* _Problem description_: Copy out lines with the word "prices" from the material that follows.

* _Records for the exercise_:
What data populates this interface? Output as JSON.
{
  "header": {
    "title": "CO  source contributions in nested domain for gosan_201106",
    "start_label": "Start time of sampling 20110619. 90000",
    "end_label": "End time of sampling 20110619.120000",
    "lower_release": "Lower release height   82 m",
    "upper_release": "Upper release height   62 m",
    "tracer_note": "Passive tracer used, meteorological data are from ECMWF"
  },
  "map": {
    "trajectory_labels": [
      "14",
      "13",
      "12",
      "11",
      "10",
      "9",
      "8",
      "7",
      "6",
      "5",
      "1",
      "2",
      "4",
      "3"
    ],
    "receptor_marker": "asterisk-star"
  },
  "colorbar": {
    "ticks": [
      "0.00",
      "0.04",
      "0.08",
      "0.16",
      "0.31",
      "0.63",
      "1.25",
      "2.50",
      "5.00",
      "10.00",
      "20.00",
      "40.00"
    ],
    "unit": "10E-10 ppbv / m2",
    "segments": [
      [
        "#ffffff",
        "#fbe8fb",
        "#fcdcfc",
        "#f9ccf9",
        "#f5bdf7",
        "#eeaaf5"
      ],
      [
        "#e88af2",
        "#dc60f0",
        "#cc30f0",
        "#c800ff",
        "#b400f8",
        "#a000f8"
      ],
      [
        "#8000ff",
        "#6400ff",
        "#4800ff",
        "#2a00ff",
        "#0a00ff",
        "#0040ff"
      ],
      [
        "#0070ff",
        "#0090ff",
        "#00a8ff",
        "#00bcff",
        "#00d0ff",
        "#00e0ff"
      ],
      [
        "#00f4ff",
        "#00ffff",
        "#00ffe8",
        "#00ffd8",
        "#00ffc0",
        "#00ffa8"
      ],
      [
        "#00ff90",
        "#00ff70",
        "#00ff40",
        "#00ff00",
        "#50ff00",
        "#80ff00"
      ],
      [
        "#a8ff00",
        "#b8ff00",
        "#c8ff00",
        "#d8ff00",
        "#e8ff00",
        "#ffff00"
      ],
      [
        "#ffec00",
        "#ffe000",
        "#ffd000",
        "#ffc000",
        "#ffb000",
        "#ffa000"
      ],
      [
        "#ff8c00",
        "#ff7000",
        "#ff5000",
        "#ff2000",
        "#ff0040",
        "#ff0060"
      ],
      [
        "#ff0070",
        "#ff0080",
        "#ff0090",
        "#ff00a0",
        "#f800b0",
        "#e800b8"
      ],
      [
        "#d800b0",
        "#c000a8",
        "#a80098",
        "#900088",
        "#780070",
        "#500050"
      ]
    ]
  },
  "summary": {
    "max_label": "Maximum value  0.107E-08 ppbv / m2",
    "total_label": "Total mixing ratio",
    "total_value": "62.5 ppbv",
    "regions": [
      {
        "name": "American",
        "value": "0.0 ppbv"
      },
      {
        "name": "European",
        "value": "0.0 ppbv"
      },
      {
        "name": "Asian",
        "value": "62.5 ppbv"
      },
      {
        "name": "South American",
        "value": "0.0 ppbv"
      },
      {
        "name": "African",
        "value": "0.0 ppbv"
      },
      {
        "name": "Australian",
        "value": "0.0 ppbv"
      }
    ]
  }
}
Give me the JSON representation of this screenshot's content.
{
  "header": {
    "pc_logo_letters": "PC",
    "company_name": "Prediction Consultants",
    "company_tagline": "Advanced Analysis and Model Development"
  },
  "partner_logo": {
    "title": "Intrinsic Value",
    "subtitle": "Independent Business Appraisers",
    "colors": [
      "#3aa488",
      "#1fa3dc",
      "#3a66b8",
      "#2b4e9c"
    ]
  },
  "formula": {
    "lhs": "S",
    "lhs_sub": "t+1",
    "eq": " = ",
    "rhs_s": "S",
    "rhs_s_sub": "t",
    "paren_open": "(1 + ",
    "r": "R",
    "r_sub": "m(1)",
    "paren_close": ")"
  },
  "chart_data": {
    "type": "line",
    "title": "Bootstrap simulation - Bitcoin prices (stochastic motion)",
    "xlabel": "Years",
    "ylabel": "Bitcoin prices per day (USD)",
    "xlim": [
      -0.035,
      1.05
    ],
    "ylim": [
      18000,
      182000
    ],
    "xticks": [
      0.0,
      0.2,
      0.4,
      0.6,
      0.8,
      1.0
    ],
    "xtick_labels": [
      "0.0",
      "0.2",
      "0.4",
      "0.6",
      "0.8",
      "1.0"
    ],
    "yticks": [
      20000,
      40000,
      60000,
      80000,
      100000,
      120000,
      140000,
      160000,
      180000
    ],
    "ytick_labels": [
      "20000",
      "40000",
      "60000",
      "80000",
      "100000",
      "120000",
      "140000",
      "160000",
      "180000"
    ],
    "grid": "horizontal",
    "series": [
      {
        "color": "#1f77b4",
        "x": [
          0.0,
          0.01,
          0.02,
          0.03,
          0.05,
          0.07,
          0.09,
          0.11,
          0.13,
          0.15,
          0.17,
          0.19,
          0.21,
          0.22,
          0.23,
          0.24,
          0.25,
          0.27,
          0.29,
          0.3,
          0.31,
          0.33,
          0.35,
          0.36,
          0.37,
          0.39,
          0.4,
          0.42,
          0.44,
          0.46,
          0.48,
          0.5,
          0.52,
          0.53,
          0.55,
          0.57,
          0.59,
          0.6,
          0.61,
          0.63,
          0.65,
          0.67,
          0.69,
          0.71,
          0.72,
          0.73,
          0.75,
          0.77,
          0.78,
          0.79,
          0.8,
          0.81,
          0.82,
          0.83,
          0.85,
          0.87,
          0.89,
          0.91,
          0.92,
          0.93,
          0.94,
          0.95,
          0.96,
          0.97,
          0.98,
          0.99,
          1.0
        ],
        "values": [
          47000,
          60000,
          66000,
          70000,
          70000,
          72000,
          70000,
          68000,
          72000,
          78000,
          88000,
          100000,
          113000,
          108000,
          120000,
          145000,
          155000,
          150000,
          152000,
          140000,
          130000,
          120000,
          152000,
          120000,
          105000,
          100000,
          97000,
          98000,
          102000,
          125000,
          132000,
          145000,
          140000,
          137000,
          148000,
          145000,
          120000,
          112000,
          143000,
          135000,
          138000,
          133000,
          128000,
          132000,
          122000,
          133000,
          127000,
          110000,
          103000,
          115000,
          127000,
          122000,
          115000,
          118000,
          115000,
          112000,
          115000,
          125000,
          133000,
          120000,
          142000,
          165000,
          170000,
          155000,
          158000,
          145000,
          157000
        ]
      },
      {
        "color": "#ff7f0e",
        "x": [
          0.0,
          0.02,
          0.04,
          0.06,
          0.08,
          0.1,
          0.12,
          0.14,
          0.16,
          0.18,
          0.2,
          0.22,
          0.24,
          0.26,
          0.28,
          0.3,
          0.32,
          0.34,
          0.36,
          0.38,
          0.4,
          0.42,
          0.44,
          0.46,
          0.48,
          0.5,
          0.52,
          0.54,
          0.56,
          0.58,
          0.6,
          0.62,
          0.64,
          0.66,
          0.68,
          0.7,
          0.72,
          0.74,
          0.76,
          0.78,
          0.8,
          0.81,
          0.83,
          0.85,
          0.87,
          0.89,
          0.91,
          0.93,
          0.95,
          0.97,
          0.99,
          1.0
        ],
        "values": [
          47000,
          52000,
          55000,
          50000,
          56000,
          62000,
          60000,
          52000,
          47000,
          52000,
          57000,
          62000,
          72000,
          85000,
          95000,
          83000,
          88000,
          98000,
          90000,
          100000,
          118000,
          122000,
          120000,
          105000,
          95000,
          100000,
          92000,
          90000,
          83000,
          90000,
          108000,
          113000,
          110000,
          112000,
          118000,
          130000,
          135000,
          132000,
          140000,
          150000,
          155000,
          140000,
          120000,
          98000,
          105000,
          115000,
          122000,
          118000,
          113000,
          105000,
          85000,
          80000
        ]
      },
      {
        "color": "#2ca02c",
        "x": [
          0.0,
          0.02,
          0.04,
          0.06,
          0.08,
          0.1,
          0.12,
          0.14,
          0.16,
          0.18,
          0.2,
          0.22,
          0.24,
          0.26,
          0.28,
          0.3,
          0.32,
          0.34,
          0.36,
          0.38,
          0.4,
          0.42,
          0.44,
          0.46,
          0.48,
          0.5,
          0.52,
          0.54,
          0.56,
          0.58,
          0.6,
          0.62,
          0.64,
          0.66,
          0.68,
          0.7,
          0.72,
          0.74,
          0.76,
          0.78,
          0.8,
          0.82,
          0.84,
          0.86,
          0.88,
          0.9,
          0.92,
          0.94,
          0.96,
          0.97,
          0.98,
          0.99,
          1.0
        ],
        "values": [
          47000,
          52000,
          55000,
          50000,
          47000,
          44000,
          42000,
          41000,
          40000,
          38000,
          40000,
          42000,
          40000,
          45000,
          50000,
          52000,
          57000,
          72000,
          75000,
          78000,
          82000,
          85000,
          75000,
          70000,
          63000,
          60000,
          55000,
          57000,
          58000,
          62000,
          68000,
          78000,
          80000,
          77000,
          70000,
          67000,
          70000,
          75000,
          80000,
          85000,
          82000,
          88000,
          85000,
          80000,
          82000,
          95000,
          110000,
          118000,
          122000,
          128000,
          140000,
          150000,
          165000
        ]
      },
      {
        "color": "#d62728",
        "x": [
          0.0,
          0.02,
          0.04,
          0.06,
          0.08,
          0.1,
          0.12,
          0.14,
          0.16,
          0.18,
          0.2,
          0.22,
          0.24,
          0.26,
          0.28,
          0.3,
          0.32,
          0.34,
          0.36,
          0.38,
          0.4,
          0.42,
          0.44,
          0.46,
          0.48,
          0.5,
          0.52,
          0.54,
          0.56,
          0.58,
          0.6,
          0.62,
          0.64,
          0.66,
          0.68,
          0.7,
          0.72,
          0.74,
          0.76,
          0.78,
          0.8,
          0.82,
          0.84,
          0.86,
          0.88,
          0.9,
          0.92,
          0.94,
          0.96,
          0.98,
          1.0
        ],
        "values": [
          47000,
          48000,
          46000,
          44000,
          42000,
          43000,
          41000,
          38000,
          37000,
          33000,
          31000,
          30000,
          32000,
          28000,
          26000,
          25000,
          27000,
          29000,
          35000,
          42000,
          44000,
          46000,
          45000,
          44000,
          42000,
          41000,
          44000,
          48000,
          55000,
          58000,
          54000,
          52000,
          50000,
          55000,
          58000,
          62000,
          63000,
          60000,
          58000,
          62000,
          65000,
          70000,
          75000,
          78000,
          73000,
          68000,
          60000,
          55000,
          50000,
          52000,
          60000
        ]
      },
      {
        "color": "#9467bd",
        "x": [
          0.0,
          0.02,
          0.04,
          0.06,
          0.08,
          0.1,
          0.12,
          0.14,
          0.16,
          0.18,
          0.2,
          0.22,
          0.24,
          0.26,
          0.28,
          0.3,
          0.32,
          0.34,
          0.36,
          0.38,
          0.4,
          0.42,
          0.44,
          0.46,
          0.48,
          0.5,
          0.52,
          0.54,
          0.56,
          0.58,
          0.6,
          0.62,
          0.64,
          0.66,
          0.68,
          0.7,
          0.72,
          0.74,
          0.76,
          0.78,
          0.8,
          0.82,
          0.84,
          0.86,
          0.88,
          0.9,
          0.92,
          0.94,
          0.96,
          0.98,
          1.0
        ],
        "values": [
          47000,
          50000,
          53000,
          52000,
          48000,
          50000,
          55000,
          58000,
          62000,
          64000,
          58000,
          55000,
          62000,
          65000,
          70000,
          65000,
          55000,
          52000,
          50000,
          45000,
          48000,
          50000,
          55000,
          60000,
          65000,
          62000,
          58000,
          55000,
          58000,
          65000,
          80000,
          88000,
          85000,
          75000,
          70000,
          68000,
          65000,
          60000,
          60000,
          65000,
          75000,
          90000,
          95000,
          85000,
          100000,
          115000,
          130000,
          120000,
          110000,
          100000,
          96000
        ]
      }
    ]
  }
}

* _Answer to this exercise_:
    "title": "Bootstrap simulation - Bitcoin prices (stochastic motion)",
    "ylabel": "Bitcoin prices per day (USD)",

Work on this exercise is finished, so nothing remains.